## Tasks and exercises:
**1)** Translate this sentence from the Jennie Bishop profile into Spanish: "So I dive in headfirst and tackle the issue with my gut."
**2)** According to the Jennie Bishop profile, what title did CS Magazine give Studio Gild?
**3)** Carry on the Jennie Bishop profile from its final sentence.

## Page:
-------------------------

Jennie Bishop is one of those wonderful combinations of brains and whimsy. She is super fun to hang out with, spunky with a wry sense of humor, and ridiculously talented. I get the sense she doesn’t even know how talented she is. It’s almost as if she surprises herself when a project turns out amazing, as if it happened all on its’ own…but I know better. Her impeccable style, collaborative nature, and fearlessness is why her INTERIOR design studio, Studio Gild, was just named Best of the City by CS Magazine.  


Jennie's Creative Process : 

My process with design, or really anything in my life, is to dive in immediately… typically without checking the depth or temperature in the proverbial pool. If I question too much at the onset – “Should I do this?” “What if this happens?” “What will I do when…?” – then I probably won’t do it. So I dive in headfirst and tackle the issue with my gut. 

But I need to pause here. There is this thing I have to do before I can do anything. I have to clean the countertops, pick up the clutter and obliterate the piles to have a calm, orderly environment. Now my brain can be chaotic and run wild.

-------------------------

(Element placement data)
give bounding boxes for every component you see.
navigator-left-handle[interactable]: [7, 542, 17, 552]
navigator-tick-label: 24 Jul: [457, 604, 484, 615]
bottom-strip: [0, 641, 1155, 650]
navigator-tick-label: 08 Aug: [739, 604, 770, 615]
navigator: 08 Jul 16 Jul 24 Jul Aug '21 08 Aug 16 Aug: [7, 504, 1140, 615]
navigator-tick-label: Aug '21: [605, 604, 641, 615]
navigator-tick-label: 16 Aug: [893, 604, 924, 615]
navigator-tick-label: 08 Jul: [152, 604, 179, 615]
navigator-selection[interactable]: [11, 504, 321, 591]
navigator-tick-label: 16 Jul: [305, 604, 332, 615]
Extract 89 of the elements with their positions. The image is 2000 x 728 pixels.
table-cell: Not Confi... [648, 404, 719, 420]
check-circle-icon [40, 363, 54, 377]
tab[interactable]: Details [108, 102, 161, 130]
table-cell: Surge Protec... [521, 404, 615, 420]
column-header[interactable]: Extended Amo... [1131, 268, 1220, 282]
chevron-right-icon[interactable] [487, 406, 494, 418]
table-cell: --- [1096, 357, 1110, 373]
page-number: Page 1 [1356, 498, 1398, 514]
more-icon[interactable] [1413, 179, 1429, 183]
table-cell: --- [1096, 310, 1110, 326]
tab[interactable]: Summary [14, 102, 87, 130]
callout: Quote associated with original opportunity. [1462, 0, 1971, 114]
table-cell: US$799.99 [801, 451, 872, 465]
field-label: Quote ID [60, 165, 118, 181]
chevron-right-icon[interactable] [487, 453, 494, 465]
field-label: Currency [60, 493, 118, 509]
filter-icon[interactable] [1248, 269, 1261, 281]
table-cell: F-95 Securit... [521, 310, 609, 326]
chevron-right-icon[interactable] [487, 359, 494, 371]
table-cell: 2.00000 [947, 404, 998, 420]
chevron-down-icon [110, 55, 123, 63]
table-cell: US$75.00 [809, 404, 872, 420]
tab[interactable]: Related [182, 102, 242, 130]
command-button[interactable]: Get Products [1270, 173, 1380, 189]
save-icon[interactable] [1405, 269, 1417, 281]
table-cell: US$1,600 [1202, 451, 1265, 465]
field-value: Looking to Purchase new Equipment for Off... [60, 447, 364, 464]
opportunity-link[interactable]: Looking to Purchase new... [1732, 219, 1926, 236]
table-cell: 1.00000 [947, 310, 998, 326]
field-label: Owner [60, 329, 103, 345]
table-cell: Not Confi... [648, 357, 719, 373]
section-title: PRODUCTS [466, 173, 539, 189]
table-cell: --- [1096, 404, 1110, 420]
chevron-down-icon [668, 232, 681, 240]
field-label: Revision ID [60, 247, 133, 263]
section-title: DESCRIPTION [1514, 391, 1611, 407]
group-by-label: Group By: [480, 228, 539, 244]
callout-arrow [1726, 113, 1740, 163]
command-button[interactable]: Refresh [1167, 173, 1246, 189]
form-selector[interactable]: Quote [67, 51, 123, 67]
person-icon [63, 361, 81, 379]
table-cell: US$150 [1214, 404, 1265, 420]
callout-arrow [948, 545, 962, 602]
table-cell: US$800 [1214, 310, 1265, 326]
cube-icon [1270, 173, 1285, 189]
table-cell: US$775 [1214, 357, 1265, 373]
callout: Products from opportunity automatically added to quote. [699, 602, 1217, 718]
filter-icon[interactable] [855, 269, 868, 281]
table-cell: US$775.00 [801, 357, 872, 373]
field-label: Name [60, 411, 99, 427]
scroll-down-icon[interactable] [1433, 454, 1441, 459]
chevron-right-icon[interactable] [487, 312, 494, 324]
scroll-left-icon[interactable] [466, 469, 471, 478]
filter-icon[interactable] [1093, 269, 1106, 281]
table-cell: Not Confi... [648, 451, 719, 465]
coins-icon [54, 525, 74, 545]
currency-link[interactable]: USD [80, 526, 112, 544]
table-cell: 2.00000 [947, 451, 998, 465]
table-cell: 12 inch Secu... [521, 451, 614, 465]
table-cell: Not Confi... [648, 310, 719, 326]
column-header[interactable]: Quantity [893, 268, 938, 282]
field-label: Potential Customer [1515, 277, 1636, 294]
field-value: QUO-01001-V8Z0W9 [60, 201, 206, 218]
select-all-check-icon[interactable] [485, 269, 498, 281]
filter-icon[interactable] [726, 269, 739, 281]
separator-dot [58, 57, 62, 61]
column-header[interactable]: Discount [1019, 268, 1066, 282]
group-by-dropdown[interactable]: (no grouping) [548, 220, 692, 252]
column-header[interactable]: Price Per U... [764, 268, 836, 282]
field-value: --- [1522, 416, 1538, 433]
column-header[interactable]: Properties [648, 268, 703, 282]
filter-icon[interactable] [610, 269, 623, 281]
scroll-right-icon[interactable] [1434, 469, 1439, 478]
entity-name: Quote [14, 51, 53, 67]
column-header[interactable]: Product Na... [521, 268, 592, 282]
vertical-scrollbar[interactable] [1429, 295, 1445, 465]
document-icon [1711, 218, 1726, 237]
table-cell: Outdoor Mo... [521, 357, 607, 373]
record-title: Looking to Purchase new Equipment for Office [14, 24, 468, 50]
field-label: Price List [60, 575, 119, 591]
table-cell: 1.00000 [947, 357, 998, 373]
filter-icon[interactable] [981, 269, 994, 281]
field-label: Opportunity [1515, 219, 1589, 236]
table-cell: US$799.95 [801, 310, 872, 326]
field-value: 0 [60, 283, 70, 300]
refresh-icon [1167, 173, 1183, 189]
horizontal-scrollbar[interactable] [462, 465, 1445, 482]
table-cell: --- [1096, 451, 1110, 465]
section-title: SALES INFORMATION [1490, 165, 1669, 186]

-------------------------

## Exercise results:
**1)** Así que me lanzo de cabeza y enfrento el problema con mi instinto.

**2)** CS Magazine named Studio Gild Best of the City.

**3)**
Dream. Dig. 

Clip. Sort.

Look. Listen. Challenge. Refine. 

Draw. Study. 


Dream. Dig. 

Then I review my work, freak out, hate it, doubt it, most likely cry because I know it will bomb, and then sleep on it for a few days.

Eventually, I pull myself up and realize that what I’ve created is really good. But I must freak out. I must take myself to the bottom and then mentally work my way out. I used to joke in design school that I would give up a project to the design gods… but now I know it’s true. At some point it’s imperative to give up the process to the universe and move forward with gusto. And I swear, 9 times out of 10 the work is a complete success.

As I barrel toward 40, I’m learning to see the stability in my creative emotional-rollercoaster. Or is there stability? What will happen next time? What will I do if… ? And then shut it down, rein it in and embrace it. My credo is to ask questions later and take the risk. And then thank the people in your life who allow your riskiness to be your reality.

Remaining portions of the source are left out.